> _SOURCE TEXT_

Vino or financial vehicle?
It looks ominous to me. Bordeaux, the world's number one fine-wine region, has just had its best vintage since 1990. Journalists and merchants won't get a chance to taste until next spring, but all the signs are that in 2000, Bordeaux has dug up a large golden nugget.
2000? Even if it had been a half-decent vintage, those three magic noughts on the label would have made it 'collectable'. A great 2000 vintage will be irresistible. Brace yourselves for speculative frenzy.
Let me just outline what has happened over the past decade to fine Bordeaux as a commodity. Because of the recession of the early 1990s and the superfluity of great Bordeaux vintages in the 1980s, the 1990 vintage itself was initially underpriced. It seems incredible now, but you could buy a case of the voluptuous 1990 Cheval Blanc for just over £400 in 1993. It is now worth almost £3,000.
The market broadened internationally, and strengthened financially, at an extraordinary rate between 1994 and the point at which the 1996 vintage was sold en primeur in June 1997. These three years turned claret investment from a little game played by a few European and American wine enthusiasts into a global hobby for anyone with a few thousand to spare. Interest from the new collectors of the Far East, in particular, whipped prices of "trophy wines" (like Le Pin) to a frenzy. When the Tiger Economies faltered in 1998, many of these wines were then re-sold at a loss.

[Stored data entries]
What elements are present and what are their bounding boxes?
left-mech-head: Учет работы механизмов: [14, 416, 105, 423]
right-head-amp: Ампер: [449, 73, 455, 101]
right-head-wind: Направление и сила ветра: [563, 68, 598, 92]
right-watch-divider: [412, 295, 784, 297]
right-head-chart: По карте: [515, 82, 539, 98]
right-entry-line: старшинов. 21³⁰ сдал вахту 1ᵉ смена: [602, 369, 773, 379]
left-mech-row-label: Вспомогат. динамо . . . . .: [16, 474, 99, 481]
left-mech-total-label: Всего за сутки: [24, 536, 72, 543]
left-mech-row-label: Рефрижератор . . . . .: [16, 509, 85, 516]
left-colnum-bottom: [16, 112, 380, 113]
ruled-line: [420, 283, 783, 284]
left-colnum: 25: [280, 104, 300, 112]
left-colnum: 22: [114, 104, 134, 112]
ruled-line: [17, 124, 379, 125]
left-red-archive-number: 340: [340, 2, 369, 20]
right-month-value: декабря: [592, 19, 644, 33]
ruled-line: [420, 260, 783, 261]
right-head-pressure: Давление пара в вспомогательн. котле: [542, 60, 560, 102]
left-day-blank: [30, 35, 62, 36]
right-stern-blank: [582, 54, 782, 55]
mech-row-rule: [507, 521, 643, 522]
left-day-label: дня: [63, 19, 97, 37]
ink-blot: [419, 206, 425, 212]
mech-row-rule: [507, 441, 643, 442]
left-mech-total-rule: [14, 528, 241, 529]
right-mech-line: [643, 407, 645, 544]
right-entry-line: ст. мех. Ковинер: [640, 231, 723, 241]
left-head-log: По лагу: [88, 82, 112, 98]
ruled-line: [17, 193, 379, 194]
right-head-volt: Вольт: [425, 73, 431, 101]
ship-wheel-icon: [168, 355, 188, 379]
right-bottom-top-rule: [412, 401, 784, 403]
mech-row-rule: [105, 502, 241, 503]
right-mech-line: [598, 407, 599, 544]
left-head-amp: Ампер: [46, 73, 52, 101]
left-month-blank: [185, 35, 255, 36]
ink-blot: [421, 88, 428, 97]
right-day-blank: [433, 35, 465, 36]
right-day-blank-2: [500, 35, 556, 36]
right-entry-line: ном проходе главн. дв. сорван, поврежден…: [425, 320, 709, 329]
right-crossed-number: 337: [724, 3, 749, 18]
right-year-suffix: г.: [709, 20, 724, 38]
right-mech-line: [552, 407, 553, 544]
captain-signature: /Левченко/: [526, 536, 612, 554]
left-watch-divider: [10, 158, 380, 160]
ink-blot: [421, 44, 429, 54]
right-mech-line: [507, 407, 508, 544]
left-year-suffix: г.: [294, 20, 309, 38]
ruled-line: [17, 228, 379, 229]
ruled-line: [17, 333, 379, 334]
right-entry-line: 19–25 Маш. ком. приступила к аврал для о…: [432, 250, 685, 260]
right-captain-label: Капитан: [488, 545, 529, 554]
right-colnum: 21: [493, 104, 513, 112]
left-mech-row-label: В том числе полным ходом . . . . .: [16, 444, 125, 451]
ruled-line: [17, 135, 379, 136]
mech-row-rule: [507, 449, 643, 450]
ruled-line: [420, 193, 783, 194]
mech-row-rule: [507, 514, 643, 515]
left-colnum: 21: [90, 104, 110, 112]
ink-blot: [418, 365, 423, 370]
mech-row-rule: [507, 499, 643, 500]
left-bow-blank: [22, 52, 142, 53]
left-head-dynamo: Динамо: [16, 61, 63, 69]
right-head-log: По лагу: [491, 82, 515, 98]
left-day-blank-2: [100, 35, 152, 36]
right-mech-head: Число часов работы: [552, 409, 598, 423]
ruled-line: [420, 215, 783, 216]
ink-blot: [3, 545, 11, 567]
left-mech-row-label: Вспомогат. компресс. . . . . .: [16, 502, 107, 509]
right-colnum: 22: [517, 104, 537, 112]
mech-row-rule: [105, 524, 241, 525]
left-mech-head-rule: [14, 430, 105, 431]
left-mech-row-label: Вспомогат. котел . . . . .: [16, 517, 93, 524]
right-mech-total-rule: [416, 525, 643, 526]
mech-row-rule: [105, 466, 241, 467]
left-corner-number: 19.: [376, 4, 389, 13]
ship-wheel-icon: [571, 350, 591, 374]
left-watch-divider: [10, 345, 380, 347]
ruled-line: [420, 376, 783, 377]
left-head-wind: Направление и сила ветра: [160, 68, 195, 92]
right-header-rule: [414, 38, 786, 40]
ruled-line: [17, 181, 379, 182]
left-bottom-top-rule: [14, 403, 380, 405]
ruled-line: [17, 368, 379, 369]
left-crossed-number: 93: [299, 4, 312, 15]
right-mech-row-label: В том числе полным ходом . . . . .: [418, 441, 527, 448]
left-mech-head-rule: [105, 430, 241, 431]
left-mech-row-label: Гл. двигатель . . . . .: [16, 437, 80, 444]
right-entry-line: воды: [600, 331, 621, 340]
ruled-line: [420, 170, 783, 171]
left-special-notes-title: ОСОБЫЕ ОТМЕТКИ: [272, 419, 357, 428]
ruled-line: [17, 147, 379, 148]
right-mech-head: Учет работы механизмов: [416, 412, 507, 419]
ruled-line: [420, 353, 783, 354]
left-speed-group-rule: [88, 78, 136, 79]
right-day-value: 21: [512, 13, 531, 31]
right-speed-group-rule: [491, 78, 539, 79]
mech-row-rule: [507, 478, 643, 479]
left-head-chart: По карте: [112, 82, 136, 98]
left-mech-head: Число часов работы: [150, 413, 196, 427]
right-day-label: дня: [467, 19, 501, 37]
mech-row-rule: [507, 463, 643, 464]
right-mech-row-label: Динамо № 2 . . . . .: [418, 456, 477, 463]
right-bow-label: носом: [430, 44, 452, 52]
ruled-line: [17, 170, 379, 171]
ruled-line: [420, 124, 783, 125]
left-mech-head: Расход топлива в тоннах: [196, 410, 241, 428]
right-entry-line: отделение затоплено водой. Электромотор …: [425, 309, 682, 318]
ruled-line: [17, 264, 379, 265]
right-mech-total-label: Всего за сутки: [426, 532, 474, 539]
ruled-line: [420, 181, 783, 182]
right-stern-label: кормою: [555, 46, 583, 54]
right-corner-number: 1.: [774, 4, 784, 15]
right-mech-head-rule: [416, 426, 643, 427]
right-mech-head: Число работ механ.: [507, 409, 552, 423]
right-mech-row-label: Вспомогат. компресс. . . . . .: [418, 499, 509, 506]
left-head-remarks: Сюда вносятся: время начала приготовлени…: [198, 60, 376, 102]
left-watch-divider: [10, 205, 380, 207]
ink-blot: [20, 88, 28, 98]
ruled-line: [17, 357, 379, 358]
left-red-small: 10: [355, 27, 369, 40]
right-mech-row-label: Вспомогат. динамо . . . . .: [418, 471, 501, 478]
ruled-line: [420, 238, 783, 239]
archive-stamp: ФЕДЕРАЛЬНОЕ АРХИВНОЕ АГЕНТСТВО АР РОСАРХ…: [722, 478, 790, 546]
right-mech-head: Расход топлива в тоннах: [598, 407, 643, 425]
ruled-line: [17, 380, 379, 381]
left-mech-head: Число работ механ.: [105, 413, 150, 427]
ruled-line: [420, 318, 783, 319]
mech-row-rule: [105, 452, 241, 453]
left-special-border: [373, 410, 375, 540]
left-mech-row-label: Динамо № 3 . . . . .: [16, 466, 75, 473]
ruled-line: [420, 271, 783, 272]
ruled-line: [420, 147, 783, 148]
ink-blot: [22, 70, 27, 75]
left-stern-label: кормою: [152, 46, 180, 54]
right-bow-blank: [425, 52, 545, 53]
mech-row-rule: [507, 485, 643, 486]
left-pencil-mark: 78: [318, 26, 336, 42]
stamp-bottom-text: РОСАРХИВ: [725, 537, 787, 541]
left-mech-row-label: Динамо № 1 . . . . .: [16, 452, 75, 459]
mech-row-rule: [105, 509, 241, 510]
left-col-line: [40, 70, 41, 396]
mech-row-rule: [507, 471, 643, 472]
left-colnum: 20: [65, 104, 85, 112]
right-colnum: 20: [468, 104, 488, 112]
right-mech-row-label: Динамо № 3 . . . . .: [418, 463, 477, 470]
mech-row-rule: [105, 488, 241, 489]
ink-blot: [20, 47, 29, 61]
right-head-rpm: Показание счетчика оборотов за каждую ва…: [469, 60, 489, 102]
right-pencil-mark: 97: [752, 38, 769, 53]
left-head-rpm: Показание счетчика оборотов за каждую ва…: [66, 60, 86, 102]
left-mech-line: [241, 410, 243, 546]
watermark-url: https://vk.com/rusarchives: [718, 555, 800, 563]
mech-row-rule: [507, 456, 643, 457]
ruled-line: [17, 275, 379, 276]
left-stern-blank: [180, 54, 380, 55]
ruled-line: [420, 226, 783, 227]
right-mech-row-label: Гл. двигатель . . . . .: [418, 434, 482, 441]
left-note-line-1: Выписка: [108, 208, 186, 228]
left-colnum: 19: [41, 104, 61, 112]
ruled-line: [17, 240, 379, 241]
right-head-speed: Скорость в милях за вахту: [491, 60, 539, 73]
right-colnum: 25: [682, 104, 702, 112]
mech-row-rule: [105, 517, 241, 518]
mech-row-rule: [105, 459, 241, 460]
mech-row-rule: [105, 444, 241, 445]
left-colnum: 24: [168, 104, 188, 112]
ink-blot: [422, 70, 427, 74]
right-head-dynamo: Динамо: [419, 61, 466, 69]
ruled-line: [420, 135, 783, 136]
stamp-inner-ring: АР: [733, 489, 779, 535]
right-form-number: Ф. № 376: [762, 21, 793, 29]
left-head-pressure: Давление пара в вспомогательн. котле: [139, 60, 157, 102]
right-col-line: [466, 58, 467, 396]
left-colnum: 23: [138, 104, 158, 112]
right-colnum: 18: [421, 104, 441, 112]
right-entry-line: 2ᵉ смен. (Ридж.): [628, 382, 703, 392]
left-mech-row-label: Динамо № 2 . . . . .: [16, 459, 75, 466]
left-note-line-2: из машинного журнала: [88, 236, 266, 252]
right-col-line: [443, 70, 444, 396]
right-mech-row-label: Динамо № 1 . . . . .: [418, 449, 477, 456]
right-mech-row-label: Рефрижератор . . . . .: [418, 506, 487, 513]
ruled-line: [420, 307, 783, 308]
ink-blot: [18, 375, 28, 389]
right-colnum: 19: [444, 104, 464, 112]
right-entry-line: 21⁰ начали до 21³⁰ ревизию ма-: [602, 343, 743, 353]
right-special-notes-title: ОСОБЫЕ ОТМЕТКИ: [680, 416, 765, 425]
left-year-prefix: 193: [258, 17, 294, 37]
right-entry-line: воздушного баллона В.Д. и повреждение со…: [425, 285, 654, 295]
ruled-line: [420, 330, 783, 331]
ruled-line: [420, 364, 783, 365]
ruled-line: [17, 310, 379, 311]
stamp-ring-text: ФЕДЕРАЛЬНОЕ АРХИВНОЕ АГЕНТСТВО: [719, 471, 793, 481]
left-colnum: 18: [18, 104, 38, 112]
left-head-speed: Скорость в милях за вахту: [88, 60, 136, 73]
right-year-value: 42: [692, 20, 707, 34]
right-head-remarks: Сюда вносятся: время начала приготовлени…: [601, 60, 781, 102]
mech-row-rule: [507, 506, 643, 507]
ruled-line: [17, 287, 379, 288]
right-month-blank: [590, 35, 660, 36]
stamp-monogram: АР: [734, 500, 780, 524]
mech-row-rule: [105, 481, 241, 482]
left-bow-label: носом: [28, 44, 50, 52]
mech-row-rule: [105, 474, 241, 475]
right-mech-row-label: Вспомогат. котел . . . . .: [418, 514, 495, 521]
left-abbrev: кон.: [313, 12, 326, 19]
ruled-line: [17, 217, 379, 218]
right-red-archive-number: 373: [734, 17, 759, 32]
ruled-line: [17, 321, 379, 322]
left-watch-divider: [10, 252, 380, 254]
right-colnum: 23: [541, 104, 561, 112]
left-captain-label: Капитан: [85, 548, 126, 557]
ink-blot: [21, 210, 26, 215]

> _EXERCISES TO COMPLETE_
a - Quote the Bordeaux article word for word, everything from "It looks ominous" down to "worth almost £3,000.".
b - Write what comes next in the Bordeaux article, picking up after its final sentence.
The records are separate material, apart from the Bordeaux article.

> _ANSWER LIST_
a -
It looks ominous to me. Bordeaux, the world's number one fine-wine region, has just had its best vintage since 1990. Journalists and merchants won't get a chance to taste until next spring, but all the signs are that in 2000, Bordeaux has dug up a large golden nugget.
2000? Even if it had been a half-decent vintage, those three magic noughts on the label would have made it 'collectable'. A great 2000 vintage will be irresistible. Brace yourselves for speculative frenzy.
Let me just outline what has happened over the past decade to fine Bordeaux as a commodity. Because of the recession of the early 1990s and the superfluity of great Bordeaux vintages in the 1980s, the 1990 vintage itself was initially underpriced. It seems incredible now, but you could buy a case of the voluptuous 1990 Cheval Blanc for just over £400 in 1993. It is now worth almost £3,000.

b -
The elementary truth of this financial wheeze is that Bordeaux investment is based on Bordeaux drinking. Prices rise because as the wines slowly reach maturity, less and less is available on the market (more and more having been drunk). What remains will command a higher and higher price. Pure collectors and investors, by contrast, do not drink. If no-one is drinking, claret is truly (to use the tax man's phrase) a wasting asset. A hopeless investment in other words.
There is, too, a market price for the best fine wine in the world which relates to global prosperity. The world peace dividend, and an end to recession, has stoked this price up to levels unimaginable back in 1993 or 1994: only the world's seriously wealthy can now afford to drink top classed-growth Bordeaux, which accounts for its total disappearance from most ordinary restaurant wine lists.
Since the Bordeaux producers want to retain as much profit as they can for themselves, the starting prices for en primeur sales have risen by about 100% since 1995 (and were even more grossly inflated for the light 1997s). In strict investment terms, therefore, buying claret en primeur has been a waste of time since 1996. Only 1995 has seen interesting improvements on its opening prices, and even these have dropped since 1998. The prices for 1996, 1997, 1998 and 1999 have either dropped since the en primeur campaigns or remained static - investors would have done better buying dreary old government bonds.
"Producers will raise prices, if they didn't the merchants would immediately take huge margins"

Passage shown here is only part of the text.